§ **Fragmento de página**
/---
Publicado en Publico.es el 20 de marzo de 2020
Las bolsas de valores nacieron para desempeñar funciones esenciales en las economías de mercado: canalizar el ahorro hacia la inversión que necesita la actividad productiva, proporcionar liquidez a quienes venden títulos de cualquier tipo (empresas, Estado o individuos), fijar el precios de los activos financieros y, como éste se establece en función del beneficio esperado de los títulos que a su vez depende de cómo marchan las economías, actuar como una especie de termómetro de lo que ocurre en todas ellas, en las empresas e incluso en la acción de los gobiernos.
Sin embargo, en las últimas décadas las bolsas se han desnaturalizado. En lugar de servir de instrumento para que el «papel» (los títulos financieros) financien y proporcionen recursos que pongan en marcha la actividad productiva, los papeles se han convertido en objeto mismo de las compras y ventas. Por ejemplo, la gran mayoría de las divisas que circulan no se compran para ir de viaje, para comprar productos o para invertir en otros países, sino para tratar de obtener ganancias con el cambio de sus cotizaciones. Y lo mismo ocurre con una acción: no se compra en función de que la empresa que la emitió vaya a ir bien y proporcione buenos dividendos, sino para obtener rentabilidad vendiéndola en cuanto suba un poco su precio. O, lo que es peor, para generar a partir de ahí un «producto derivado», un seguro o algo parecido, pero mucho más complejo, que igualmente se vende y compra tratando de sacar rentabilidad puramente especulativa.
Hace cuarenta o cincuenta años ese tipo de operaciones no valía la pena realizarlas porque eran lentas, los intercambios costosos y las cantidades que se podían vender o comprar no muy grandes. Pero la llegada de las tecnologías de la información cambió todo. Con ordenadores, fibras y algoritmos que toman las decisiones automáticamente, se pueden realizar miles de operaciones en milisegundos. Así se obtiene una ganancia muy pequeña en cada operación, pero como se hacen millones y millones al cabo del día sin parar (las máquinas van enganchando una bolsa con otra alrededor del planeta) los beneficios son muy grandes. Los bancos (que ganan dinero prestando, es decir, generando deuda) vieron una oportunidad de oro en este tipo de negocios y se dispusieron a prestar todo lo que hiciera falta para financiarlas. Y así es posible que cuando alguien se dispone a invertir, por ejemplo, 1.000 euros, disponga desde el principio y automáticamente de 1.500 o 2.000 o incluso 3.000, que se le prestan para que multiplique el volumen de operaciones. Una de las causas del crecimiento exponencial de la deuda en nuestras economías.
\---
(Registros de cajas de elementos)
/---
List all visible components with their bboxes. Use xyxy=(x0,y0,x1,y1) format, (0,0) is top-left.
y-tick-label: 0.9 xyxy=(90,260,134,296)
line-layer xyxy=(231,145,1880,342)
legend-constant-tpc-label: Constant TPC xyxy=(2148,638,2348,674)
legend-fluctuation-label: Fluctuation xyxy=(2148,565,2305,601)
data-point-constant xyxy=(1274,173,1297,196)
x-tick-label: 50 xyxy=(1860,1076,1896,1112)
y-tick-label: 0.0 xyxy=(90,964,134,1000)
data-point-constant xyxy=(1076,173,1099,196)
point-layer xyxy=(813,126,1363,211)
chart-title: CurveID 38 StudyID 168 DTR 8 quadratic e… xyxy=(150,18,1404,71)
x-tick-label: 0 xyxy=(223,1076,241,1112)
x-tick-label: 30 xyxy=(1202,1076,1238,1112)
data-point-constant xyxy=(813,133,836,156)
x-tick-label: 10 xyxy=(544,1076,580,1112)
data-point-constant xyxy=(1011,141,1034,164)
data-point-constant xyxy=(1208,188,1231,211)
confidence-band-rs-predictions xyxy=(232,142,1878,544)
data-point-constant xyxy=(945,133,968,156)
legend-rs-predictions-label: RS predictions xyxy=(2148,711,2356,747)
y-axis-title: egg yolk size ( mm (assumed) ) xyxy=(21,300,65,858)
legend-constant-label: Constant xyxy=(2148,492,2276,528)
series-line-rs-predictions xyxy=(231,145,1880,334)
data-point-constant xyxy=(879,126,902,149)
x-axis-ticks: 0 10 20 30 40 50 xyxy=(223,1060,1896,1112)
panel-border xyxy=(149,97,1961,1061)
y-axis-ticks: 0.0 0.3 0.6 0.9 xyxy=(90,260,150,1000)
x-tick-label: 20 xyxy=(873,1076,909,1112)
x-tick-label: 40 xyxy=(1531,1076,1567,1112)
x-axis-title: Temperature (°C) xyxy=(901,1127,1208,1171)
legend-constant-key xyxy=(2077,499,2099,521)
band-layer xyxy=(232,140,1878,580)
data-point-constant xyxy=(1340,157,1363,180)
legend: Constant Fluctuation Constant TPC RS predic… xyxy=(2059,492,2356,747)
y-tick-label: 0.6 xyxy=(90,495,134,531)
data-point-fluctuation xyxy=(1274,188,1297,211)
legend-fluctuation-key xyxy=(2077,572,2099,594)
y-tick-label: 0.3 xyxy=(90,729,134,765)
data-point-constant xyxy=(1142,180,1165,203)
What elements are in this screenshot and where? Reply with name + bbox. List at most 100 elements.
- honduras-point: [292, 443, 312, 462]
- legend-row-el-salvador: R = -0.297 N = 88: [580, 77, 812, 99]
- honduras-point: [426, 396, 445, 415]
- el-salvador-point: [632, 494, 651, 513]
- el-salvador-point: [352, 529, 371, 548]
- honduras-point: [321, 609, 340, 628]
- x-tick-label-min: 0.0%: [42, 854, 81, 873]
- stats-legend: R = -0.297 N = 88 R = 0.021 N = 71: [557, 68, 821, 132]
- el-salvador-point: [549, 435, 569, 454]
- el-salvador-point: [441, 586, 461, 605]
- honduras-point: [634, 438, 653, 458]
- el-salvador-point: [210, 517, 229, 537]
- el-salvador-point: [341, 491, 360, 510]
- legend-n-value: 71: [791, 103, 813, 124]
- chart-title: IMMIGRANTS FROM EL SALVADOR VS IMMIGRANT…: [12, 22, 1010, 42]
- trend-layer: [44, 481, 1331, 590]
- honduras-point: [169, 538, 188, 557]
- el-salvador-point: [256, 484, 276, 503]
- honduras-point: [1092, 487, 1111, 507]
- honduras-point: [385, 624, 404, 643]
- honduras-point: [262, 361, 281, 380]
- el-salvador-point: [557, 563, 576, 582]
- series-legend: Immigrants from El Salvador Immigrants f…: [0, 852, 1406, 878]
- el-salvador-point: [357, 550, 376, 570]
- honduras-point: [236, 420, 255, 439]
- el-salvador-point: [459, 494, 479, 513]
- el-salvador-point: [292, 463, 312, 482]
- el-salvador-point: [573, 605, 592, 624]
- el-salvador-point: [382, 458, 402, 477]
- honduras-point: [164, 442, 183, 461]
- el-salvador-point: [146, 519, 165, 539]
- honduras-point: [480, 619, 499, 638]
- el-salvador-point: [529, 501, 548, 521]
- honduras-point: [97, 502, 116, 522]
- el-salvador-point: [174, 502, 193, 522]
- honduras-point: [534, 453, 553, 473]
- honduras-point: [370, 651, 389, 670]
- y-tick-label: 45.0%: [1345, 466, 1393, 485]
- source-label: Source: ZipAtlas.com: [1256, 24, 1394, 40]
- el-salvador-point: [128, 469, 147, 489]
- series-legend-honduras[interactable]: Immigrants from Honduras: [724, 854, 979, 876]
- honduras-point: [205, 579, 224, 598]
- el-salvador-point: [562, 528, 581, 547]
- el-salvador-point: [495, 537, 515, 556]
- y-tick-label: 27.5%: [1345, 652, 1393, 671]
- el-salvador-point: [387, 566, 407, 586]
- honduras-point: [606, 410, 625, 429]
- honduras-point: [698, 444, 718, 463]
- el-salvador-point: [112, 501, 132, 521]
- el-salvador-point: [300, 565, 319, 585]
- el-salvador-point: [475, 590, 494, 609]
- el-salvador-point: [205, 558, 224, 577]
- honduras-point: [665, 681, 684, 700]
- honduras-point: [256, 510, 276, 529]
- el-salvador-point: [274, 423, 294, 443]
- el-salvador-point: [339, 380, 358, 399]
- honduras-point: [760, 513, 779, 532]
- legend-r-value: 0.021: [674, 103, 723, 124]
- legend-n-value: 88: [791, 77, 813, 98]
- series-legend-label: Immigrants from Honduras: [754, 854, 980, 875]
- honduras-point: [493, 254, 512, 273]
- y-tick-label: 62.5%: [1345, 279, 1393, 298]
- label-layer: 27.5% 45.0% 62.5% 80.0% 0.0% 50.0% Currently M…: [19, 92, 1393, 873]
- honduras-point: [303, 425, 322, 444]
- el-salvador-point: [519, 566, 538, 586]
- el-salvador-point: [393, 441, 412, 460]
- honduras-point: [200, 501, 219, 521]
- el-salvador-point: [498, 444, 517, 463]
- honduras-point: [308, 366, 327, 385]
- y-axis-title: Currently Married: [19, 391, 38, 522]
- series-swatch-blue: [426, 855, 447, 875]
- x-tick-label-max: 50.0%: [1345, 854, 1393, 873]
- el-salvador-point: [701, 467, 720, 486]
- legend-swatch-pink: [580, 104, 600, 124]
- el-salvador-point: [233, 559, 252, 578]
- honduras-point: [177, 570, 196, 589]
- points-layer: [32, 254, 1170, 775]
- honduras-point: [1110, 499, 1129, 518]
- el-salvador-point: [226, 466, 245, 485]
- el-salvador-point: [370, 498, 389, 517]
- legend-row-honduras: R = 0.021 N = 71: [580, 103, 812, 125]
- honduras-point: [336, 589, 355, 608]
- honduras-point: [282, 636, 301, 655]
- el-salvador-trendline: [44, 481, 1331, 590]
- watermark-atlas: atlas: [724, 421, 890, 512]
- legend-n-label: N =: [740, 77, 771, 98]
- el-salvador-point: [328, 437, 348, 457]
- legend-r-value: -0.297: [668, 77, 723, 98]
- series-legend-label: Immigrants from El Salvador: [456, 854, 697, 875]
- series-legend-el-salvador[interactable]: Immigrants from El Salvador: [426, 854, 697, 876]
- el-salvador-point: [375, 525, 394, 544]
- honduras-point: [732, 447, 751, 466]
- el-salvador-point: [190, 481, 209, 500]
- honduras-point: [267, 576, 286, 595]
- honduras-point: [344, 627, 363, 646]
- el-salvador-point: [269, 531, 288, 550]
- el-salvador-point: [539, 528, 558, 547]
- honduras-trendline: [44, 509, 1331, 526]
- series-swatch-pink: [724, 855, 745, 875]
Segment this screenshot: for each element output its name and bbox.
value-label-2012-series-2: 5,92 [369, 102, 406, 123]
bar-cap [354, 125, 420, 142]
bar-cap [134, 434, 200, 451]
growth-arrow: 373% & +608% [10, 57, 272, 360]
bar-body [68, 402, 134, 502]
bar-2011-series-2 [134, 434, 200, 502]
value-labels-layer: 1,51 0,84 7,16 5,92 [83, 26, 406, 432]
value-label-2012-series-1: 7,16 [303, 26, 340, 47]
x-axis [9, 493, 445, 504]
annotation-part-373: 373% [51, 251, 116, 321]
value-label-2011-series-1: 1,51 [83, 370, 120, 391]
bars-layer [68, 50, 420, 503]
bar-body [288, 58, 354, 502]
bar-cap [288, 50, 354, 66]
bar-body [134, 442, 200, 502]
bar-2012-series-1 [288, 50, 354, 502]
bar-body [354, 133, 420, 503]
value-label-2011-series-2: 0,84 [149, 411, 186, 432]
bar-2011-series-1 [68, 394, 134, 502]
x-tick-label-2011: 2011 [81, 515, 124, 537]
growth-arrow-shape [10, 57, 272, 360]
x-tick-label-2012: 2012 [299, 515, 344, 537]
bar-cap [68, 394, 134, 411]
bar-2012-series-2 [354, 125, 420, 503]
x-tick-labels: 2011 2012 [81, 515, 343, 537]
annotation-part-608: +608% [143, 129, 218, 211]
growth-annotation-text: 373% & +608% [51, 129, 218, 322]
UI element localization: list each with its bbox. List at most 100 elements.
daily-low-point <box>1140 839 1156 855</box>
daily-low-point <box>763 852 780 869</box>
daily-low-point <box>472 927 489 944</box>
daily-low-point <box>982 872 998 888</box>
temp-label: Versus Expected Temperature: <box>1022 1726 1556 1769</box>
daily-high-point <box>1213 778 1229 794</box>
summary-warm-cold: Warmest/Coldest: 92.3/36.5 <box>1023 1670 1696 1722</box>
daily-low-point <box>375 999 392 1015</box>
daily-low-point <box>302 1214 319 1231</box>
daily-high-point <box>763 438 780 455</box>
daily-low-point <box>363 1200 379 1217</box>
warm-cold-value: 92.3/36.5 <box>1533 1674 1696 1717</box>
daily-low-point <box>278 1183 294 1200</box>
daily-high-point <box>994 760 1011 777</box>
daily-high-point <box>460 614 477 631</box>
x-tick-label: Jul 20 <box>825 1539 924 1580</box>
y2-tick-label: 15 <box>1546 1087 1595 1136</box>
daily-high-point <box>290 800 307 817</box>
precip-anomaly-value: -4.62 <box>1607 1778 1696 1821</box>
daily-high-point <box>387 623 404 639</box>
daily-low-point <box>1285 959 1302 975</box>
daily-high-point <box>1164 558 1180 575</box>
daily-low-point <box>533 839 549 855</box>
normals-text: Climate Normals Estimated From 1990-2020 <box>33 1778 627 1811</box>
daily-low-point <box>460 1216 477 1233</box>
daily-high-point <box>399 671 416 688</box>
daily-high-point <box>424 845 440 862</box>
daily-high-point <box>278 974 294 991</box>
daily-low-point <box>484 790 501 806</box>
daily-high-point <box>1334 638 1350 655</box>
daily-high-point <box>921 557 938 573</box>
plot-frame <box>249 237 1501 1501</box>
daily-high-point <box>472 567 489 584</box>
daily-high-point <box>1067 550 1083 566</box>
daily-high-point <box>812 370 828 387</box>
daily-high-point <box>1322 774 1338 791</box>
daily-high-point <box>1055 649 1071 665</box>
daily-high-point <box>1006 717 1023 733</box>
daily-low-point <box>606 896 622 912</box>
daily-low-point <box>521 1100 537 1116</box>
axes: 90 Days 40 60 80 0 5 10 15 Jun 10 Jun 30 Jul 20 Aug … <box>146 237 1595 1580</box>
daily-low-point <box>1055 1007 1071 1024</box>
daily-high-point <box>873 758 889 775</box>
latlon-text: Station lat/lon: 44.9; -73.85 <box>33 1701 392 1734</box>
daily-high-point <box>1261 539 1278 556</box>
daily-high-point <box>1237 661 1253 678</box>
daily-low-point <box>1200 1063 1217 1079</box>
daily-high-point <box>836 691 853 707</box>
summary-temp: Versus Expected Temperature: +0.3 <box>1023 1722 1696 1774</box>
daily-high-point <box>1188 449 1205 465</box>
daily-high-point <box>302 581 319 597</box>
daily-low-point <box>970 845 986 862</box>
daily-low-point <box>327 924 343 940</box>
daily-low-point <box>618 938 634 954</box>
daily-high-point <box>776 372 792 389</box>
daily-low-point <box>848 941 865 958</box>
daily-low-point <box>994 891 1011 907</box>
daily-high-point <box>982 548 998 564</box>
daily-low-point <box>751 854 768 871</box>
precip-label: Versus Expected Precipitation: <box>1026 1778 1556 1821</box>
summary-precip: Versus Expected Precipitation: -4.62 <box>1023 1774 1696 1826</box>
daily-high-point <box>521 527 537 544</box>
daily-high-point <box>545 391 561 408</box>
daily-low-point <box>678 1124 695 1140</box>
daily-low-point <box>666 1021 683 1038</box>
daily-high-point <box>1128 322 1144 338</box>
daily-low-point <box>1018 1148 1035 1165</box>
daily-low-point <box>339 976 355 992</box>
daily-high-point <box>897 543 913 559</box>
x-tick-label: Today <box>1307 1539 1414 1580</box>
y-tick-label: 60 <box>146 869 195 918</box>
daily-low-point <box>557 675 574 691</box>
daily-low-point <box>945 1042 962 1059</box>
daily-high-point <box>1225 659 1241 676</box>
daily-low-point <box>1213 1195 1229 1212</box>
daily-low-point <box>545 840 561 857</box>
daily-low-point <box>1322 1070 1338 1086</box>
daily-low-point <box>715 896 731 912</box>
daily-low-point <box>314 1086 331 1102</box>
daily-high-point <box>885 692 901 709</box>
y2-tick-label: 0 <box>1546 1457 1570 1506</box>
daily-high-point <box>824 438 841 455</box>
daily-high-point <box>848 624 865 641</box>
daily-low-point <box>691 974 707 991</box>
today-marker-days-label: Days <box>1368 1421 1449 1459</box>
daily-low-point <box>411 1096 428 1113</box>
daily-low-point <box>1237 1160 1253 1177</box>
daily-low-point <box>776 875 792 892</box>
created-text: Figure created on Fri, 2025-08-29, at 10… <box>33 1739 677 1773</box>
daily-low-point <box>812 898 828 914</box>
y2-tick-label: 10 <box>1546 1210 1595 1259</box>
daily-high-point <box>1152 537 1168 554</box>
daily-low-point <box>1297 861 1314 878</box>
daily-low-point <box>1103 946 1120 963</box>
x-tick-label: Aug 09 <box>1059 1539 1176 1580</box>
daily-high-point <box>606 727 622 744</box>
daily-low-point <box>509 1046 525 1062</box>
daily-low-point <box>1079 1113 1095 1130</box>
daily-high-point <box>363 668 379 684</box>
\---
§ **Trabajo por hacer**
(1) Transcribe sin cambios el pasaje del texto sobre las bolsas de valores que comienza con las palabras "Publicado en Publico.es" y termina con "de los gobiernos.".
(2) Según el texto sobre las bolsas de valores, ¿en cuánto tiempo se pueden realizar miles de operaciones con ordenadores, fibras y algoritmos?
(3) Traduce al inglés esta oración del texto sobre las bolsas de valores: «Pero la llegada de las tecnologías de la información cambió todo.»

§ **Soluciones en orden**
(1)
Publicado en Publico.es el 20 de marzo de 2020
Las bolsas de valores nacieron para desempeñar funciones esenciales en las economías de mercado: canalizar el ahorro hacia la inversión que necesita la actividad productiva, proporcionar liquidez a quienes venden títulos de cualquier tipo (empresas, Estado o individuos), fijar el precios de los activos financieros y, como éste se establece en función del beneficio esperado de los títulos que a su vez depende de cómo marchan las economías, actuar como una especie de termómetro de lo que ocurre en todas ellas, en las empresas e incluso en la acción de los gobiernos.

(2) Se pueden realizar en milisegundos.

(3) But the arrival of information technologies changed everything.